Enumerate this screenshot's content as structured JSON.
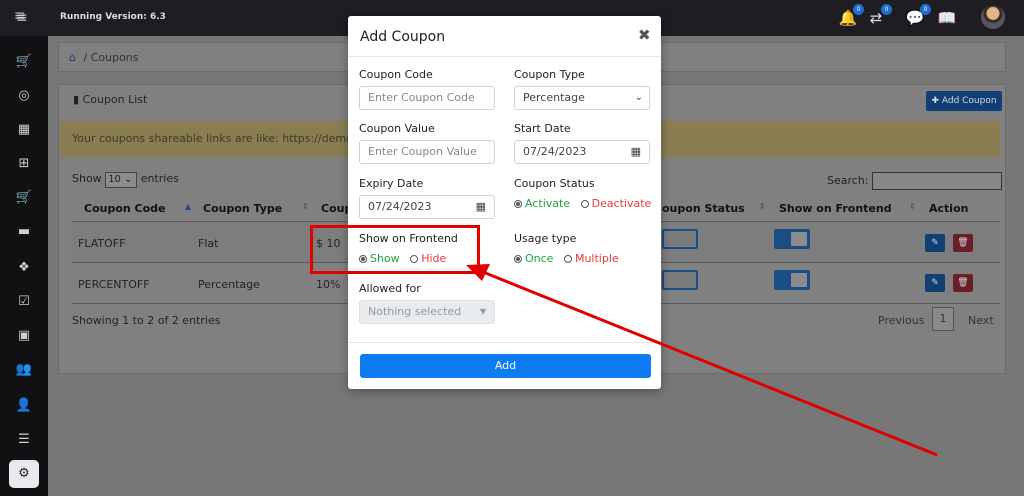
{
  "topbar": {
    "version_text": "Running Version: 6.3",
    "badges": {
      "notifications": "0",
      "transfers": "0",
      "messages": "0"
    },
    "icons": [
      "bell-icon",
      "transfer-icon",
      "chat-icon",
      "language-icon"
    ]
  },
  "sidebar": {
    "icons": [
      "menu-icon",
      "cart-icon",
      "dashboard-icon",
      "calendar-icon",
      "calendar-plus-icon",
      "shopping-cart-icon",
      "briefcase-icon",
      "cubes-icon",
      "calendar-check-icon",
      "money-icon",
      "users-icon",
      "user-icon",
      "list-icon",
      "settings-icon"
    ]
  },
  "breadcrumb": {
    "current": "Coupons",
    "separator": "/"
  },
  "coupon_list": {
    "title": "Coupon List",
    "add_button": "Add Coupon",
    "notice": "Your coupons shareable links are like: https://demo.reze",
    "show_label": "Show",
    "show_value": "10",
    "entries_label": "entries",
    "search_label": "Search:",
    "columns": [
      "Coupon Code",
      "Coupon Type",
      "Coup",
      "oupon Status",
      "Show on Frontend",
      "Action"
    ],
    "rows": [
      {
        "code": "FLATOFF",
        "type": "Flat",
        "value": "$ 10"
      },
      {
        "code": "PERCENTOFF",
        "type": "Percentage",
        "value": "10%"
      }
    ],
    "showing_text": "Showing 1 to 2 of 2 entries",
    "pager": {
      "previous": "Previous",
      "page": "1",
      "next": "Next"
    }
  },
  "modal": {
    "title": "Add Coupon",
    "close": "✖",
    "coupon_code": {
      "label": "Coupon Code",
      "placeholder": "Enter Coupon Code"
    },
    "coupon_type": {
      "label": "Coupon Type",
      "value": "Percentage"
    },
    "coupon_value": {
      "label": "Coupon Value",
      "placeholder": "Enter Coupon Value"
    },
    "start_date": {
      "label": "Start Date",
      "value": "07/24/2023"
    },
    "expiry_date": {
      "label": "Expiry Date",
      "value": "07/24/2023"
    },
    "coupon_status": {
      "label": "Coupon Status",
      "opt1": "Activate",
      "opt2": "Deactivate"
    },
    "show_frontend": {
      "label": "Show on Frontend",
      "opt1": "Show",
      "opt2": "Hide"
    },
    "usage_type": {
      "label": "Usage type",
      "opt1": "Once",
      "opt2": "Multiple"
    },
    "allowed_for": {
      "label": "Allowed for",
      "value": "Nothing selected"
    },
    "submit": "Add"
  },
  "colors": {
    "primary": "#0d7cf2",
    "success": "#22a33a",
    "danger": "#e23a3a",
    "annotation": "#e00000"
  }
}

Task statement:
In the entries above, count every line containing the word "Enter". Write only the total.

Written solution:
2